> Text shown:
---*---

- Born: 4 June 1925 Shivni, Nagpur, Maharashtra, India
- Died: 6 November 2013 (aged 88) Nagpur, Maharashtra, India
- Resting place: Mokshadham
- Occupation: Orthopedic surgeon
- Known for: Medical and social service
- Spouse: Mrs. Mohini Marwah
- Children: 2; Dr. Pragati Marwah Vaid (Anesthetsiologist); Dr. Sanjay Marwah (Arthroscopy Surgeon)
- Awards: Padma Shri Dr. B. C. Roy Award A. A. Mehta Gold Medal Sir Arthur Eyre Brook Award
- Website: Web site

= Vikram Marwah =

Indian orthopedic surgeon and social worker (1925–2013)

Vikram Marwah (4 June 1925 – 6 November 2013) was an Indian orthopedic surgeon, social worker and the founder of Handicapped Children's Rehabilitation Centre and Children's Orthopedic Hospital of the Matru Sewa Sangh, Sitabuldi and Matrubhu Antargat Sanskar, a children's magazine. A winner of Dr. B. C. Roy Award, he was honored by the Government of India, in 2002, with the fourth highest Indian civilian award of Padma Shri.

---*---

> What you will do:
Answer these questions using the profile of Vikram Marwah:
1. Where was Vikram Marwah born?
2. What is listed as his resting place?
3. In what year did the Government of India honor him with the Padma Shri?

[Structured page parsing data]
---*---

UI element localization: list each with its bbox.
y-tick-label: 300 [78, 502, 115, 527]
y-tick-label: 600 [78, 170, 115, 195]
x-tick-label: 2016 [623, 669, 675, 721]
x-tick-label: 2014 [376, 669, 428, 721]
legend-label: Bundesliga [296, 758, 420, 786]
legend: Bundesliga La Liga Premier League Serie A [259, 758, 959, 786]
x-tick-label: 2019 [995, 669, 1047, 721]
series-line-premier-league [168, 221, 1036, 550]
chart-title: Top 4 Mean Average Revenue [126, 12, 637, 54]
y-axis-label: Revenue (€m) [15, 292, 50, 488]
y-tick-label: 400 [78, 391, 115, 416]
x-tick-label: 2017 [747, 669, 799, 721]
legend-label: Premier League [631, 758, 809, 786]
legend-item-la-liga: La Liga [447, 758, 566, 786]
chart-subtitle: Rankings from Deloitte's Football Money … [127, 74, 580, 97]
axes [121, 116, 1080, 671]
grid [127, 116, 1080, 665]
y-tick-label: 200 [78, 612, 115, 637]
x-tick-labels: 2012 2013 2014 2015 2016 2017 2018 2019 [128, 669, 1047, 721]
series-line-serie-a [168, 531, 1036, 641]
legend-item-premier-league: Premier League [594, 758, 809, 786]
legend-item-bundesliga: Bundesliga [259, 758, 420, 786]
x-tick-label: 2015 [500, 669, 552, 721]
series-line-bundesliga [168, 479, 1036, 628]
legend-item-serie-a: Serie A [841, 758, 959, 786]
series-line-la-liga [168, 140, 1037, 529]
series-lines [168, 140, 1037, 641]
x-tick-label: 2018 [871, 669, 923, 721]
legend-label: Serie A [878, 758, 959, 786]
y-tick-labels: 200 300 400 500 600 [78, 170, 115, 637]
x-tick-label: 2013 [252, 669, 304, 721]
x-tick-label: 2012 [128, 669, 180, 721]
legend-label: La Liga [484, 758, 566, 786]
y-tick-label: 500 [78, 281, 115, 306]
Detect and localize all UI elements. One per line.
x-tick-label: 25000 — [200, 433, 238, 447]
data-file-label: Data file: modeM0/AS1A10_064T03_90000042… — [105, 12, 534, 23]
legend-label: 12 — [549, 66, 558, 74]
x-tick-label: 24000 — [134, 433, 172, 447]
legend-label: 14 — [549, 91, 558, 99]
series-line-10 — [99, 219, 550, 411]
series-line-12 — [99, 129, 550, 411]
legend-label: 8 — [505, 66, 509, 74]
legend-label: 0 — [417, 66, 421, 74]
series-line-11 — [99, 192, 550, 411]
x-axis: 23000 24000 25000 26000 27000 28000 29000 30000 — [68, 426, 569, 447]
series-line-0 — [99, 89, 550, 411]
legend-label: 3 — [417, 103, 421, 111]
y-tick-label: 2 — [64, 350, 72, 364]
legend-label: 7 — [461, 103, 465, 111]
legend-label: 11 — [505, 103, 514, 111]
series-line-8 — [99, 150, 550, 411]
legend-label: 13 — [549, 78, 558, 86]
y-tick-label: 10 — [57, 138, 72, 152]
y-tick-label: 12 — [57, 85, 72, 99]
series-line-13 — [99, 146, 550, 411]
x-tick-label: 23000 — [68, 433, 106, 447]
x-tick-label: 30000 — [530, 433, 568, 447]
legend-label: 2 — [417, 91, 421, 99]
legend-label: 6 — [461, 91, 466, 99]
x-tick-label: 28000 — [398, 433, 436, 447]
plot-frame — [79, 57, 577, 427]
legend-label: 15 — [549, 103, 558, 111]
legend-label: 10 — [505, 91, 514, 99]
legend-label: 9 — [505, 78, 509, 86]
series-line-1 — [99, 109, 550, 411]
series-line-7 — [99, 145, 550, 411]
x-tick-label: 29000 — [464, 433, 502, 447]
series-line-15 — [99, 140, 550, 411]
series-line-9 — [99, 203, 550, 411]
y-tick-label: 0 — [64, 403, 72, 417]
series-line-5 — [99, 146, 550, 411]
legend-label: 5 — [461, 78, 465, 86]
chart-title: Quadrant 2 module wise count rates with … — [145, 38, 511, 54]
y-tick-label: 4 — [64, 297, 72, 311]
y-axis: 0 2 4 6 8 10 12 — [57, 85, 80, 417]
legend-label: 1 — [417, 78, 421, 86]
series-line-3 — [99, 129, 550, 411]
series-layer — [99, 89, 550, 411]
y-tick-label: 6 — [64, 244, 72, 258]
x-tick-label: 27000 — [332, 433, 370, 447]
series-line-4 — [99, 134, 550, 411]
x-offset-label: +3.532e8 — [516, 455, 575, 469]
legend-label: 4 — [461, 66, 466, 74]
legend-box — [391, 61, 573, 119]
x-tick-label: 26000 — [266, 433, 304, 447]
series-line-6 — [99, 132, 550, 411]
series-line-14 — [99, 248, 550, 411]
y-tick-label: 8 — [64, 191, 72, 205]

---*---

> Solution to this problem:
1. Shivni, Nagpur, Maharashtra, India
2. Mokshadham
3. 2002